◆ The exercise: A verbatim copy of the records is required, with all pictures left out.

◆ Extracted data:
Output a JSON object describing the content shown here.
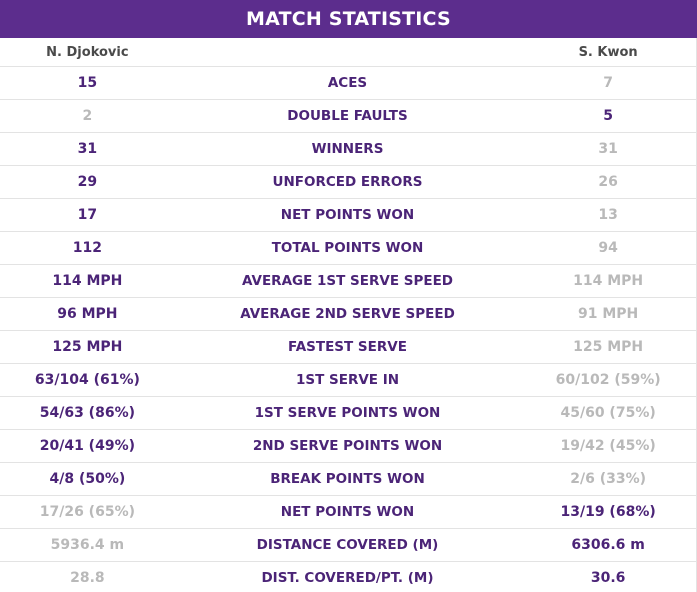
{
  "header": {
    "title": "MATCH STATISTICS"
  },
  "players": {
    "left": "N. Djokovic",
    "right": "S. Kwon"
  },
  "colors": {
    "header_bg": "#5c2d8d",
    "leader": "#4b2477",
    "trailer": "#b9b9b9",
    "divider": "#e3e3e3"
  },
  "stats": [
    {
      "label": "ACES",
      "left": "15",
      "right": "7",
      "leader": "left"
    },
    {
      "label": "DOUBLE FAULTS",
      "left": "2",
      "right": "5",
      "leader": "right"
    },
    {
      "label": "WINNERS",
      "left": "31",
      "right": "31",
      "leader": "left"
    },
    {
      "label": "UNFORCED ERRORS",
      "left": "29",
      "right": "26",
      "leader": "left"
    },
    {
      "label": "NET POINTS WON",
      "left": "17",
      "right": "13",
      "leader": "left"
    },
    {
      "label": "TOTAL POINTS WON",
      "left": "112",
      "right": "94",
      "leader": "left"
    },
    {
      "label": "AVERAGE 1ST SERVE SPEED",
      "left": "114 MPH",
      "right": "114 MPH",
      "leader": "left"
    },
    {
      "label": "AVERAGE 2ND SERVE SPEED",
      "left": "96 MPH",
      "right": "91 MPH",
      "leader": "left"
    },
    {
      "label": "FASTEST SERVE",
      "left": "125 MPH",
      "right": "125 MPH",
      "leader": "left"
    },
    {
      "label": "1ST SERVE IN",
      "left": "63/104 (61%)",
      "right": "60/102 (59%)",
      "leader": "left"
    },
    {
      "label": "1ST SERVE POINTS WON",
      "left": "54/63 (86%)",
      "right": "45/60 (75%)",
      "leader": "left"
    },
    {
      "label": "2ND SERVE POINTS WON",
      "left": "20/41 (49%)",
      "right": "19/42 (45%)",
      "leader": "left"
    },
    {
      "label": "BREAK POINTS WON",
      "left": "4/8 (50%)",
      "right": "2/6 (33%)",
      "leader": "left"
    },
    {
      "label": "NET POINTS WON",
      "left": "17/26 (65%)",
      "right": "13/19 (68%)",
      "leader": "right"
    },
    {
      "label": "DISTANCE COVERED (M)",
      "left": "5936.4 m",
      "right": "6306.6 m",
      "leader": "right"
    },
    {
      "label": "DIST. COVERED/PT. (M)",
      "left": "28.8",
      "right": "30.6",
      "leader": "right"
    }
  ]
}
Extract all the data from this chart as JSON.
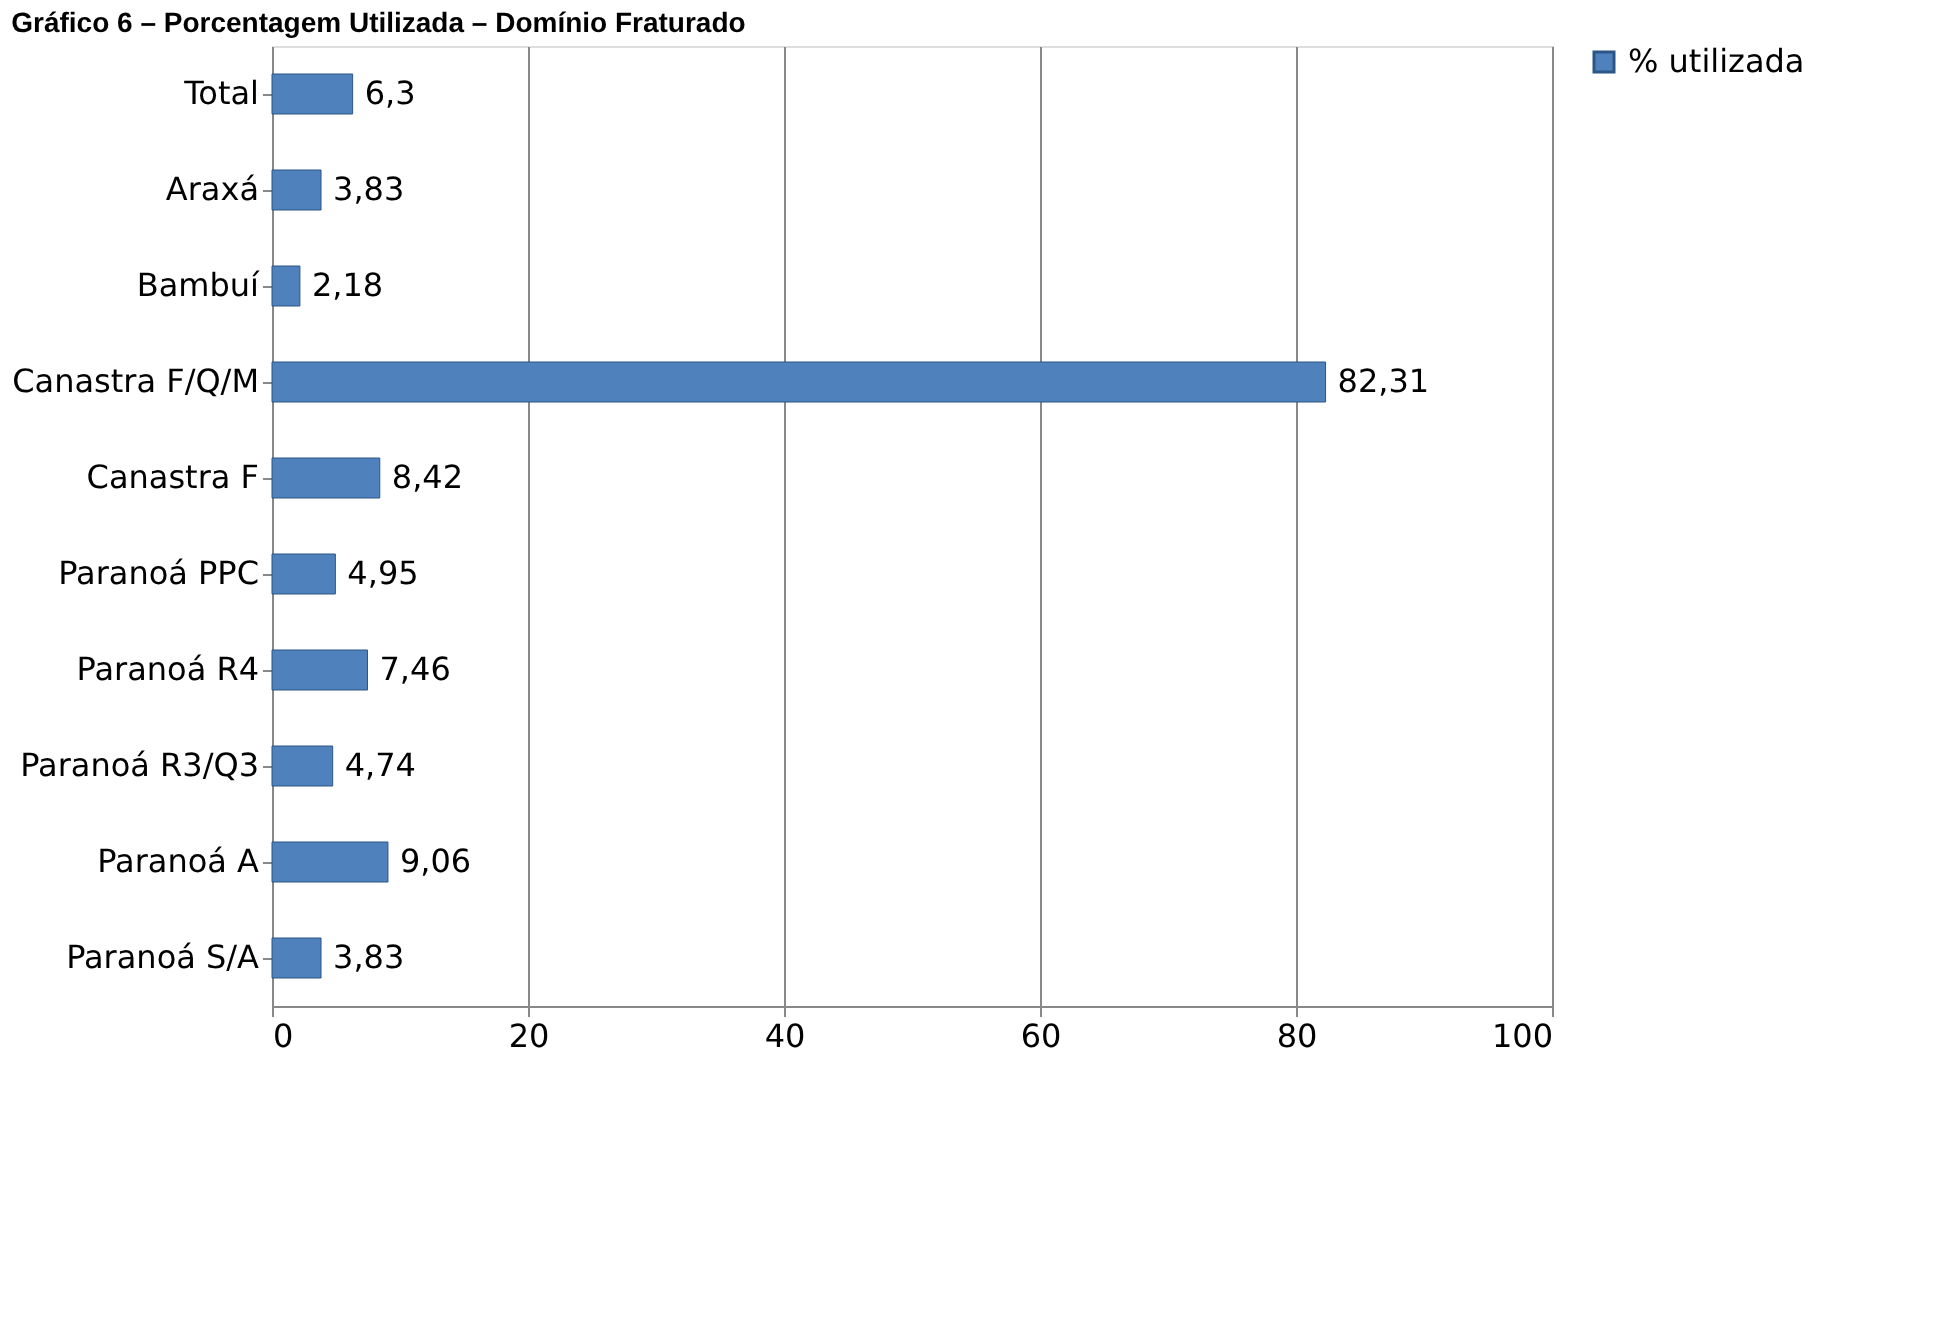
{
  "chart_data": {
    "type": "bar",
    "orientation": "horizontal",
    "title": "Gráfico 6 – Porcentagem Utilizada – Domínio Fraturado",
    "categories": [
      "Total",
      "Araxá",
      "Bambuí",
      "Canastra F/Q/M",
      "Canastra F",
      "Paranoá PPC",
      "Paranoá R4",
      "Paranoá R3/Q3",
      "Paranoá A",
      "Paranoá S/A"
    ],
    "series": [
      {
        "name": "% utilizada",
        "color": "#4f81bd",
        "values": [
          6.3,
          3.83,
          2.18,
          82.31,
          8.42,
          4.95,
          7.46,
          4.74,
          9.06,
          3.83
        ]
      }
    ],
    "value_labels": [
      "6,3",
      "3,83",
      "2,18",
      "82,31",
      "8,42",
      "4,95",
      "7,46",
      "4,74",
      "9,06",
      "3,83"
    ],
    "xlim": [
      0,
      100
    ],
    "xticks": [
      0,
      20,
      40,
      60,
      80,
      100
    ],
    "grid": "x",
    "legend": "right"
  }
}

◆ Output for this task:
Output a JSON object describing the content shown here.
{
  "header": {
    "title": "MATCH STATISTICS"
  },
  "players": {
    "left": "N. Djokovic",
    "right": "S. Kwon"
  },
  "colors": {
    "header_bg": "#5c2d8d",
    "leader": "#4b2477",
    "trailer": "#b9b9b9",
    "divider": "#e3e3e3"
  },
  "stats": [
    {
      "label": "ACES",
      "left": "15",
      "right": "7",
      "leader": "left"
    },
    {
      "label": "DOUBLE FAULTS",
      "left": "2",
      "right": "5",
      "leader": "right"
    },
    {
      "label": "WINNERS",
      "left": "31",
      "right": "31",
      "leader": "left"
    },
    {
      "label": "UNFORCED ERRORS",
      "left": "29",
      "right": "26",
      "leader": "left"
    },
    {
      "label": "NET POINTS WON",
      "left": "17",
      "right": "13",
      "leader": "left"
    },
    {
      "label": "TOTAL POINTS WON",
      "left": "112",
      "right": "94",
      "leader": "left"
    },
    {
      "label": "AVERAGE 1ST SERVE SPEED",
      "left": "114 MPH",
      "right": "114 MPH",
      "leader": "left"
    },
    {
      "label": "AVERAGE 2ND SERVE SPEED",
      "left": "96 MPH",
      "right": "91 MPH",
      "leader": "left"
    },
    {
      "label": "FASTEST SERVE",
      "left": "125 MPH",
      "right": "125 MPH",
      "leader": "left"
    },
    {
      "label": "1ST SERVE IN",
      "left": "63/104 (61%)",
      "right": "60/102 (59%)",
      "leader": "left"
    },
    {
      "label": "1ST SERVE POINTS WON",
      "left": "54/63 (86%)",
      "right": "45/60 (75%)",
      "leader": "left"
    },
    {
      "label": "2ND SERVE POINTS WON",
      "left": "20/41 (49%)",
      "right": "19/42 (45%)",
      "leader": "left"
    },
    {
      "label": "BREAK POINTS WON",
      "left": "4/8 (50%)",
      "right": "2/6 (33%)",
      "leader": "left"
    },
    {
      "label": "NET POINTS WON",
      "left": "17/26 (65%)",
      "right": "13/19 (68%)",
      "leader": "right"
    },
    {
      "label": "DISTANCE COVERED (M)",
      "left": "5936.4 m",
      "right": "6306.6 m",
      "leader": "right"
    },
    {
      "label": "DIST. COVERED/PT. (M)",
      "left": "28.8",
      "right": "30.6",
      "leader": "right"
    }
  ]
}
Extract all the data from this chart as JSON.
{
  "chart_data": {
    "type": "bar",
    "orientation": "horizontal",
    "title": "Gráfico 6 – Porcentagem Utilizada – Domínio Fraturado",
    "categories": [
      "Total",
      "Araxá",
      "Bambuí",
      "Canastra F/Q/M",
      "Canastra F",
      "Paranoá PPC",
      "Paranoá R4",
      "Paranoá R3/Q3",
      "Paranoá A",
      "Paranoá S/A"
    ],
    "series": [
      {
        "name": "% utilizada",
        "color": "#4f81bd",
        "values": [
          6.3,
          3.83,
          2.18,
          82.31,
          8.42,
          4.95,
          7.46,
          4.74,
          9.06,
          3.83
        ]
      }
    ],
    "value_labels": [
      "6,3",
      "3,83",
      "2,18",
      "82,31",
      "8,42",
      "4,95",
      "7,46",
      "4,74",
      "9,06",
      "3,83"
    ],
    "xlim": [
      0,
      100
    ],
    "xticks": [
      0,
      20,
      40,
      60,
      80,
      100
    ],
    "grid": "x",
    "legend": "right"
  }
}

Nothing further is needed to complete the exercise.